* **Your goal**: Each line containing the word "Spillway" needs to be copied.
—————
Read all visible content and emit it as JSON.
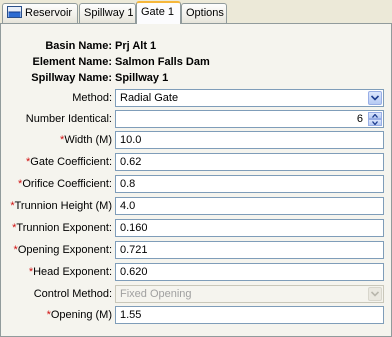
{
  "tabs": [
    {
      "label": "Reservoir",
      "icon": "reservoir-icon",
      "active": false
    },
    {
      "label": "Spillway 1",
      "active": false
    },
    {
      "label": "Gate 1",
      "active": true
    },
    {
      "label": "Options",
      "active": false
    }
  ],
  "info": {
    "basin_label": "Basin Name:",
    "basin_value": "Prj Alt 1",
    "element_label": "Element Name:",
    "element_value": "Salmon Falls Dam",
    "spillway_label": "Spillway Name:",
    "spillway_value": "Spillway 1"
  },
  "form": {
    "required_marker": "*",
    "method": {
      "label": "Method:",
      "value": "Radial Gate"
    },
    "number_identical": {
      "label": "Number Identical:",
      "value": "6"
    },
    "width": {
      "label": "Width (M)",
      "value": "10.0"
    },
    "gate_coefficient": {
      "label": "Gate Coefficient:",
      "value": "0.62"
    },
    "orifice_coefficient": {
      "label": "Orifice Coefficient:",
      "value": "0.8"
    },
    "trunnion_height": {
      "label": "Trunnion Height (M)",
      "value": "4.0"
    },
    "trunnion_exponent": {
      "label": "Trunnion Exponent:",
      "value": "0.160"
    },
    "opening_exponent": {
      "label": "Opening Exponent:",
      "value": "0.721"
    },
    "head_exponent": {
      "label": "Head Exponent:",
      "value": "0.620"
    },
    "control_method": {
      "label": "Control Method:",
      "value": "Fixed Opening",
      "disabled": true
    },
    "opening": {
      "label": "Opening (M)",
      "value": "1.55"
    }
  },
  "colors": {
    "required": "#d01010",
    "active_tab_accent": "#f6b73b",
    "field_border": "#7f9db9"
  }
}
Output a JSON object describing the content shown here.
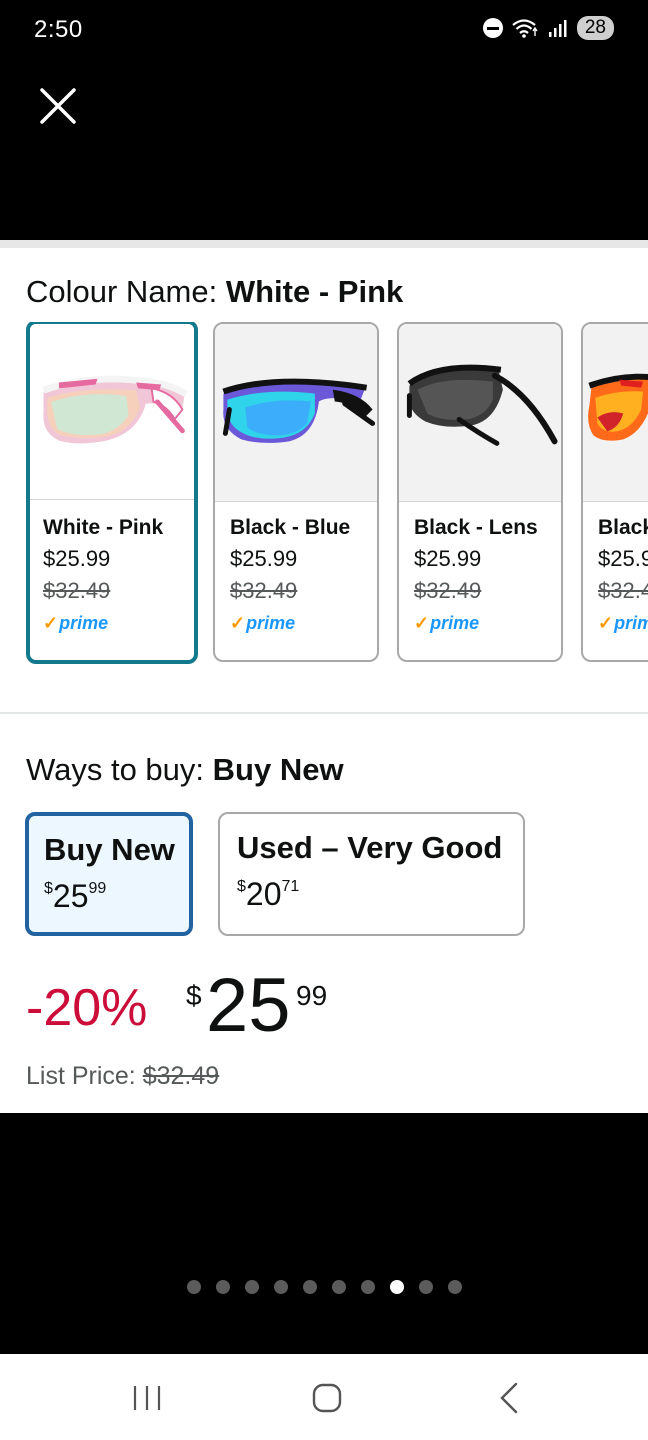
{
  "status_bar": {
    "time": "2:50",
    "battery": "28"
  },
  "colour_section": {
    "label": "Colour Name: ",
    "selected": "White - Pink",
    "swatches": [
      {
        "name": "White - Pink",
        "price": "$25.99",
        "list_price": "$32.49",
        "prime": "prime",
        "selected": true
      },
      {
        "name": "Black - Blue",
        "price": "$25.99",
        "list_price": "$32.49",
        "prime": "prime",
        "selected": false
      },
      {
        "name": "Black - Lens",
        "price": "$25.99",
        "list_price": "$32.49",
        "prime": "prime",
        "selected": false
      },
      {
        "name": "Black",
        "price": "$25.9",
        "list_price": "$32.4",
        "prime": "prim",
        "selected": false
      }
    ]
  },
  "ways_to_buy": {
    "label": "Ways to buy: ",
    "selected": "Buy New",
    "options": [
      {
        "label": "Buy New",
        "currency": "$",
        "whole": "25",
        "fraction": "99",
        "selected": true
      },
      {
        "label": "Used – Very Good",
        "currency": "$",
        "whole": "20",
        "fraction": "71",
        "selected": false
      }
    ]
  },
  "price_block": {
    "discount": "-20%",
    "currency": "$",
    "whole": "25",
    "fraction": "99",
    "list_price_label": "List Price: ",
    "list_price_value": "$32.49"
  },
  "carousel": {
    "total": 10,
    "active_index": 7
  },
  "colors": {
    "accent_teal": "#127a8c",
    "accent_blue": "#2162a1",
    "discount_red": "#cc0c39",
    "prime_blue": "#1a98ff",
    "prime_check": "#ff9900"
  }
}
—————
* **Exercise response**:
      "label": "Spillway 1",
    "spillway_label": "Spillway Name:",
    "spillway_value": "Spillway 1"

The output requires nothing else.